> Data listing:
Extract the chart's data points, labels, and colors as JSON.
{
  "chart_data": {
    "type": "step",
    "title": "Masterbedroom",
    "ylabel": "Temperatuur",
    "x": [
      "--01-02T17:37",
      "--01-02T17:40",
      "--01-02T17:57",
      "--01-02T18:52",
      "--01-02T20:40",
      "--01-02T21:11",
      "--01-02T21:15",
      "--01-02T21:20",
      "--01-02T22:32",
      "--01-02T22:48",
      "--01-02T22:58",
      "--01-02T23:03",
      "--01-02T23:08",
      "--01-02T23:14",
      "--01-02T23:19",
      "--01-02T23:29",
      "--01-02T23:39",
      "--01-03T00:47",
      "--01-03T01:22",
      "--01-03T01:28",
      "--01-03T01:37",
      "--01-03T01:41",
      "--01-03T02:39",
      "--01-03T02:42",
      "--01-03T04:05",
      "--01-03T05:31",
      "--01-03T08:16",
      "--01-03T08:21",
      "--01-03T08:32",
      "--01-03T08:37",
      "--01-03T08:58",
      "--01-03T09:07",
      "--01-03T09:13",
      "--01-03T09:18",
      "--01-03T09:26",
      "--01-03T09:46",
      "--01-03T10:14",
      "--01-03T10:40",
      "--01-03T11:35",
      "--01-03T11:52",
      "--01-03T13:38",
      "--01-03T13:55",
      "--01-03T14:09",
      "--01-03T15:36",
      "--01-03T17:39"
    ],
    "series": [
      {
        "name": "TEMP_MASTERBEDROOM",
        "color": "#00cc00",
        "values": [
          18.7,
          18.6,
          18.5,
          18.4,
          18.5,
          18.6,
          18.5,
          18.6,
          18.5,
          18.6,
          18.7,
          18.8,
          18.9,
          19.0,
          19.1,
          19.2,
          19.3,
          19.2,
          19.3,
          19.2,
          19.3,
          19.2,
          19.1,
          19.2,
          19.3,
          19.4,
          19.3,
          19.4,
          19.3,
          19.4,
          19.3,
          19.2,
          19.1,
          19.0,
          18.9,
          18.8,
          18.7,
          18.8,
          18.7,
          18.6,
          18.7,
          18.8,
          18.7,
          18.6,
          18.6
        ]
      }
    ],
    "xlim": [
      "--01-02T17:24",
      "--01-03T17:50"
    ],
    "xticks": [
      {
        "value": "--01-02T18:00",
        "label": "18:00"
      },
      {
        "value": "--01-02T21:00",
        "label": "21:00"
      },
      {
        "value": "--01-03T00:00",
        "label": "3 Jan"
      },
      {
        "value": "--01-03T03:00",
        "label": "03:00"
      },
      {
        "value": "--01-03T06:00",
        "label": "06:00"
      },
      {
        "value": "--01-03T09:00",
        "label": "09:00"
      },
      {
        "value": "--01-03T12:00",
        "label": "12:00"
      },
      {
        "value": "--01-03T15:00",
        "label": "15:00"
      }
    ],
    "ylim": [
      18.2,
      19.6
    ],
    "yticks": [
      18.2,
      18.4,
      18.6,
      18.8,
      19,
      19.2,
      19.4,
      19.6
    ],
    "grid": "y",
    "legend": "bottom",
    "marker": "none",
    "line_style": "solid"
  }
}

> Exercise:
Exactly reproduce the material above.

> Completed exercise:
Extract the chart's data points, labels, and colors as JSON.
{
  "chart_data": {
    "type": "step",
    "title": "Masterbedroom",
    "ylabel": "Temperatuur",
    "x": [
      "--01-02T17:37",
      "--01-02T17:40",
      "--01-02T17:57",
      "--01-02T18:52",
      "--01-02T20:40",
      "--01-02T21:11",
      "--01-02T21:15",
      "--01-02T21:20",
      "--01-02T22:32",
      "--01-02T22:48",
      "--01-02T22:58",
      "--01-02T23:03",
      "--01-02T23:08",
      "--01-02T23:14",
      "--01-02T23:19",
      "--01-02T23:29",
      "--01-02T23:39",
      "--01-03T00:47",
      "--01-03T01:22",
      "--01-03T01:28",
      "--01-03T01:37",
      "--01-03T01:41",
      "--01-03T02:39",
      "--01-03T02:42",
      "--01-03T04:05",
      "--01-03T05:31",
      "--01-03T08:16",
      "--01-03T08:21",
      "--01-03T08:32",
      "--01-03T08:37",
      "--01-03T08:58",
      "--01-03T09:07",
      "--01-03T09:13",
      "--01-03T09:18",
      "--01-03T09:26",
      "--01-03T09:46",
      "--01-03T10:14",
      "--01-03T10:40",
      "--01-03T11:35",
      "--01-03T11:52",
      "--01-03T13:38",
      "--01-03T13:55",
      "--01-03T14:09",
      "--01-03T15:36",
      "--01-03T17:39"
    ],
    "series": [
      {
        "name": "TEMP_MASTERBEDROOM",
        "color": "#00cc00",
        "values": [
          18.7,
          18.6,
          18.5,
          18.4,
          18.5,
          18.6,
          18.5,
          18.6,
          18.5,
          18.6,
          18.7,
          18.8,
          18.9,
          19.0,
          19.1,
          19.2,
          19.3,
          19.2,
          19.3,
          19.2,
          19.3,
          19.2,
          19.1,
          19.2,
          19.3,
          19.4,
          19.3,
          19.4,
          19.3,
          19.4,
          19.3,
          19.2,
          19.1,
          19.0,
          18.9,
          18.8,
          18.7,
          18.8,
          18.7,
          18.6,
          18.7,
          18.8,
          18.7,
          18.6,
          18.6
        ]
      }
    ],
    "xlim": [
      "--01-02T17:24",
      "--01-03T17:50"
    ],
    "xticks": [
      {
        "value": "--01-02T18:00",
        "label": "18:00"
      },
      {
        "value": "--01-02T21:00",
        "label": "21:00"
      },
      {
        "value": "--01-03T00:00",
        "label": "3 Jan"
      },
      {
        "value": "--01-03T03:00",
        "label": "03:00"
      },
      {
        "value": "--01-03T06:00",
        "label": "06:00"
      },
      {
        "value": "--01-03T09:00",
        "label": "09:00"
      },
      {
        "value": "--01-03T12:00",
        "label": "12:00"
      },
      {
        "value": "--01-03T15:00",
        "label": "15:00"
      }
    ],
    "ylim": [
      18.2,
      19.6
    ],
    "yticks": [
      18.2,
      18.4,
      18.6,
      18.8,
      19,
      19.2,
      19.4,
      19.6
    ],
    "grid": "y",
    "legend": "bottom",
    "marker": "none",
    "line_style": "solid"
  }
}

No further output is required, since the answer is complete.